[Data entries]
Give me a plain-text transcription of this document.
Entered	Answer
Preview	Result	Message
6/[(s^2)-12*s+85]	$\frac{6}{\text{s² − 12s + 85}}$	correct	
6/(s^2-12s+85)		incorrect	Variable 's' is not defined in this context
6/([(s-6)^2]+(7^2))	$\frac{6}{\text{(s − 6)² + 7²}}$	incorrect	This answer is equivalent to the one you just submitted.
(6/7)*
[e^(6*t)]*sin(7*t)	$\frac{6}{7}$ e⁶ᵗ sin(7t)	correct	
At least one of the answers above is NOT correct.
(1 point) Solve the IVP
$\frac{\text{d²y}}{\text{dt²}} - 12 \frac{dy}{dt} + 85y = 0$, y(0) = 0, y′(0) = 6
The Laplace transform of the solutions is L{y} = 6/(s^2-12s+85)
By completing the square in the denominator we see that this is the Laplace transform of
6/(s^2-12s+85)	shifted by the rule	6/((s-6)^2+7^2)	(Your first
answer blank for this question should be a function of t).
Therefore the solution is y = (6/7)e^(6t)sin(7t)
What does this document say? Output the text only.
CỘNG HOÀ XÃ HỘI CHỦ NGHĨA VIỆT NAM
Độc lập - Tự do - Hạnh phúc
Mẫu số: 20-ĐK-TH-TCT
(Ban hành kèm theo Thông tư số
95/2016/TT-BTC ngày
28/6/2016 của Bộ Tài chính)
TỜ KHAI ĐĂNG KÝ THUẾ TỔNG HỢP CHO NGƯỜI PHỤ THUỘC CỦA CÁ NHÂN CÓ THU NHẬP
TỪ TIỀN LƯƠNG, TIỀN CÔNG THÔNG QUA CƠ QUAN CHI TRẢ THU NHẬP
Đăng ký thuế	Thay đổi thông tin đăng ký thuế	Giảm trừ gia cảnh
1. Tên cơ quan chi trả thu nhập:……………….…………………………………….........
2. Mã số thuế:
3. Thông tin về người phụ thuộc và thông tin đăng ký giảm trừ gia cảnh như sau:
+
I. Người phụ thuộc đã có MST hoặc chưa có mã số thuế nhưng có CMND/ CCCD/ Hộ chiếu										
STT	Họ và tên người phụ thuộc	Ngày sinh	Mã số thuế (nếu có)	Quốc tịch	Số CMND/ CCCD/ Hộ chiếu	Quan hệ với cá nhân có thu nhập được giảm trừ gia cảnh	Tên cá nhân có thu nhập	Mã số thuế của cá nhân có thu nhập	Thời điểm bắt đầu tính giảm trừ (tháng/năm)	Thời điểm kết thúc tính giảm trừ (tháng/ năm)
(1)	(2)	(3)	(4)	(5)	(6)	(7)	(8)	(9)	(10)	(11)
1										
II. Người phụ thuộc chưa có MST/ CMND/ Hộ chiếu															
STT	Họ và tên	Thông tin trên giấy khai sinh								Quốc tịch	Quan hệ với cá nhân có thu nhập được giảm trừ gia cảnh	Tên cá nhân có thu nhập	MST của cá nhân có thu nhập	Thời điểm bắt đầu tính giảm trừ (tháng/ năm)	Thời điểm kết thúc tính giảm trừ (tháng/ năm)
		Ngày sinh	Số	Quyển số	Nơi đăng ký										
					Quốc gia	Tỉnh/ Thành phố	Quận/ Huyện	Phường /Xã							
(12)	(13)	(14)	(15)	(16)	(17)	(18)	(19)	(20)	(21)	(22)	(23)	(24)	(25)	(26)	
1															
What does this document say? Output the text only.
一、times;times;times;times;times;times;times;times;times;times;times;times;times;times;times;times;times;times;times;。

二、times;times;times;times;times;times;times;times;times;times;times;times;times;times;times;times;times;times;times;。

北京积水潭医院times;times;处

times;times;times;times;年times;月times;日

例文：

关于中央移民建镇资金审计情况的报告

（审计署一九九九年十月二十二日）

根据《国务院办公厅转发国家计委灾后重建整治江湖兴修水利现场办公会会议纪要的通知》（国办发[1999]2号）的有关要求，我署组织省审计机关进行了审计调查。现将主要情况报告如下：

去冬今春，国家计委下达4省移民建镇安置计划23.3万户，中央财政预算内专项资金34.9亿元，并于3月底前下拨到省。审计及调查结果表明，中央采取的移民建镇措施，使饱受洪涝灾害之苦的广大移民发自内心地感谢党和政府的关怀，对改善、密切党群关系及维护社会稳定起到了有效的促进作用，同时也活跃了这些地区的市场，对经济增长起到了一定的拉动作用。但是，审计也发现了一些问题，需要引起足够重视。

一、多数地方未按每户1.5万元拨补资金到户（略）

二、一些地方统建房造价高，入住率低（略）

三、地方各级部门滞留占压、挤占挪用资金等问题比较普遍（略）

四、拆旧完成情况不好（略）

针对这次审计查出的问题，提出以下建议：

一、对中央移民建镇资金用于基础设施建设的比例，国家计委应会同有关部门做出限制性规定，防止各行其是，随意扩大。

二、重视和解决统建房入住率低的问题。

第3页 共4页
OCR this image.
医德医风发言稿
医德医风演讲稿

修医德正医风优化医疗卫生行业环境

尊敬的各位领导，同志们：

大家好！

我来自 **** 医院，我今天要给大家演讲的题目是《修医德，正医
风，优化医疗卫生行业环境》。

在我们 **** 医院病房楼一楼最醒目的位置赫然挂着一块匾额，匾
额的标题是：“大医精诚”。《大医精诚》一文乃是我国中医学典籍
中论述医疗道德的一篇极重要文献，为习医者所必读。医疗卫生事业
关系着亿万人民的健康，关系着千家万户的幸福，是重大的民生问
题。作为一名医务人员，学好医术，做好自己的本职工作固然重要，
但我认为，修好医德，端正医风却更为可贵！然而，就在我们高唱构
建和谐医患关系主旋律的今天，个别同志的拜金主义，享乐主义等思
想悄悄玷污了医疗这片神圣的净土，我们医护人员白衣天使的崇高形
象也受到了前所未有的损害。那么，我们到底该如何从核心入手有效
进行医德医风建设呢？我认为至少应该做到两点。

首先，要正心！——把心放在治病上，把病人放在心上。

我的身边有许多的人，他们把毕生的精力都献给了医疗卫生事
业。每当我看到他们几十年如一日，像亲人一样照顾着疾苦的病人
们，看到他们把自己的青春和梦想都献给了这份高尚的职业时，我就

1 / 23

◆ **What the task requires**:
Reproduce the records in full, exactly as written.

◆ **Finished exercise**:
Give me a plain-text transcription of this document.
Entered	Answer
Preview	Result	Message
6/[(s^2)-12*s+85]	$\frac{6}{\text{s² − 12s + 85}}$	correct	
6/(s^2-12s+85)		incorrect	Variable 's' is not defined in this context
6/([(s-6)^2]+(7^2))	$\frac{6}{\text{(s − 6)² + 7²}}$	incorrect	This answer is equivalent to the one you just submitted.
(6/7)*
[e^(6*t)]*sin(7*t)	$\frac{6}{7}$ e⁶ᵗ sin(7t)	correct	
At least one of the answers above is NOT correct.
(1 point) Solve the IVP
$\frac{\text{d²y}}{\text{dt²}} - 12 \frac{dy}{dt} + 85y = 0$, y(0) = 0, y′(0) = 6
The Laplace transform of the solutions is L{y} = 6/(s^2-12s+85)
By completing the square in the denominator we see that this is the Laplace transform of
6/(s^2-12s+85)	shifted by the rule	6/((s-6)^2+7^2)	(Your first
answer blank for this question should be a function of t).
Therefore the solution is y = (6/7)e^(6t)sin(7t)
What does this document say? Output the text only.
CỘNG HOÀ XÃ HỘI CHỦ NGHĨA VIỆT NAM
Độc lập - Tự do - Hạnh phúc
Mẫu số: 20-ĐK-TH-TCT
(Ban hành kèm theo Thông tư số
95/2016/TT-BTC ngày
28/6/2016 của Bộ Tài chính)
TỜ KHAI ĐĂNG KÝ THUẾ TỔNG HỢP CHO NGƯỜI PHỤ THUỘC CỦA CÁ NHÂN CÓ THU NHẬP
TỪ TIỀN LƯƠNG, TIỀN CÔNG THÔNG QUA CƠ QUAN CHI TRẢ THU NHẬP
Đăng ký thuế	Thay đổi thông tin đăng ký thuế	Giảm trừ gia cảnh
1. Tên cơ quan chi trả thu nhập:……………….…………………………………….........
2. Mã số thuế:
3. Thông tin về người phụ thuộc và thông tin đăng ký giảm trừ gia cảnh như sau:
+
I. Người phụ thuộc đã có MST hoặc chưa có mã số thuế nhưng có CMND/ CCCD/ Hộ chiếu										
STT	Họ và tên người phụ thuộc	Ngày sinh	Mã số thuế (nếu có)	Quốc tịch	Số CMND/ CCCD/ Hộ chiếu	Quan hệ với cá nhân có thu nhập được giảm trừ gia cảnh	Tên cá nhân có thu nhập	Mã số thuế của cá nhân có thu nhập	Thời điểm bắt đầu tính giảm trừ (tháng/năm)	Thời điểm kết thúc tính giảm trừ (tháng/ năm)
(1)	(2)	(3)	(4)	(5)	(6)	(7)	(8)	(9)	(10)	(11)
1										
II. Người phụ thuộc chưa có MST/ CMND/ Hộ chiếu															
STT	Họ và tên	Thông tin trên giấy khai sinh								Quốc tịch	Quan hệ với cá nhân có thu nhập được giảm trừ gia cảnh	Tên cá nhân có thu nhập	MST của cá nhân có thu nhập	Thời điểm bắt đầu tính giảm trừ (tháng/ năm)	Thời điểm kết thúc tính giảm trừ (tháng/ năm)
		Ngày sinh	Số	Quyển số	Nơi đăng ký										
					Quốc gia	Tỉnh/ Thành phố	Quận/ Huyện	Phường /Xã							
(12)	(13)	(14)	(15)	(16)	(17)	(18)	(19)	(20)	(21)	(22)	(23)	(24)	(25)	(26)	
1															
What does this document say? Output the text only.
一、times;times;times;times;times;times;times;times;times;times;times;times;times;times;times;times;times;times;times;。

二、times;times;times;times;times;times;times;times;times;times;times;times;times;times;times;times;times;times;times;。

北京积水潭医院times;times;处

times;times;times;times;年times;月times;日

例文：

关于中央移民建镇资金审计情况的报告

（审计署一九九九年十月二十二日）

根据《国务院办公厅转发国家计委灾后重建整治江湖兴修水利现场办公会会议纪要的通知》（国办发[1999]2号）的有关要求，我署组织省审计机关进行了审计调查。现将主要情况报告如下：

去冬今春，国家计委下达4省移民建镇安置计划23.3万户，中央财政预算内专项资金34.9亿元，并于3月底前下拨到省。审计及调查结果表明，中央采取的移民建镇措施，使饱受洪涝灾害之苦的广大移民发自内心地感谢党和政府的关怀，对改善、密切党群关系及维护社会稳定起到了有效的促进作用，同时也活跃了这些地区的市场，对经济增长起到了一定的拉动作用。但是，审计也发现了一些问题，需要引起足够重视。

一、多数地方未按每户1.5万元拨补资金到户（略）

二、一些地方统建房造价高，入住率低（略）

三、地方各级部门滞留占压、挤占挪用资金等问题比较普遍（略）

四、拆旧完成情况不好（略）

针对这次审计查出的问题，提出以下建议：

一、对中央移民建镇资金用于基础设施建设的比例，国家计委应会同有关部门做出限制性规定，防止各行其是，随意扩大。

二、重视和解决统建房入住率低的问题。

第3页 共4页
OCR this image.
医德医风发言稿
医德医风演讲稿

修医德正医风优化医疗卫生行业环境

尊敬的各位领导，同志们：

大家好！

我来自 **** 医院，我今天要给大家演讲的题目是《修医德，正医
风，优化医疗卫生行业环境》。

在我们 **** 医院病房楼一楼最醒目的位置赫然挂着一块匾额，匾
额的标题是：“大医精诚”。《大医精诚》一文乃是我国中医学典籍
中论述医疗道德的一篇极重要文献，为习医者所必读。医疗卫生事业
关系着亿万人民的健康，关系着千家万户的幸福，是重大的民生问
题。作为一名医务人员，学好医术，做好自己的本职工作固然重要，
但我认为，修好医德，端正医风却更为可贵！然而，就在我们高唱构
建和谐医患关系主旋律的今天，个别同志的拜金主义，享乐主义等思
想悄悄玷污了医疗这片神圣的净土，我们医护人员白衣天使的崇高形
象也受到了前所未有的损害。那么，我们到底该如何从核心入手有效
进行医德医风建设呢？我认为至少应该做到两点。

首先，要正心！——把心放在治病上，把病人放在心上。

我的身边有许多的人，他们把毕生的精力都献给了医疗卫生事
业。每当我看到他们几十年如一日，像亲人一样照顾着疾苦的病人
们，看到他们把自己的青春和梦想都献给了这份高尚的职业时，我就

1 / 23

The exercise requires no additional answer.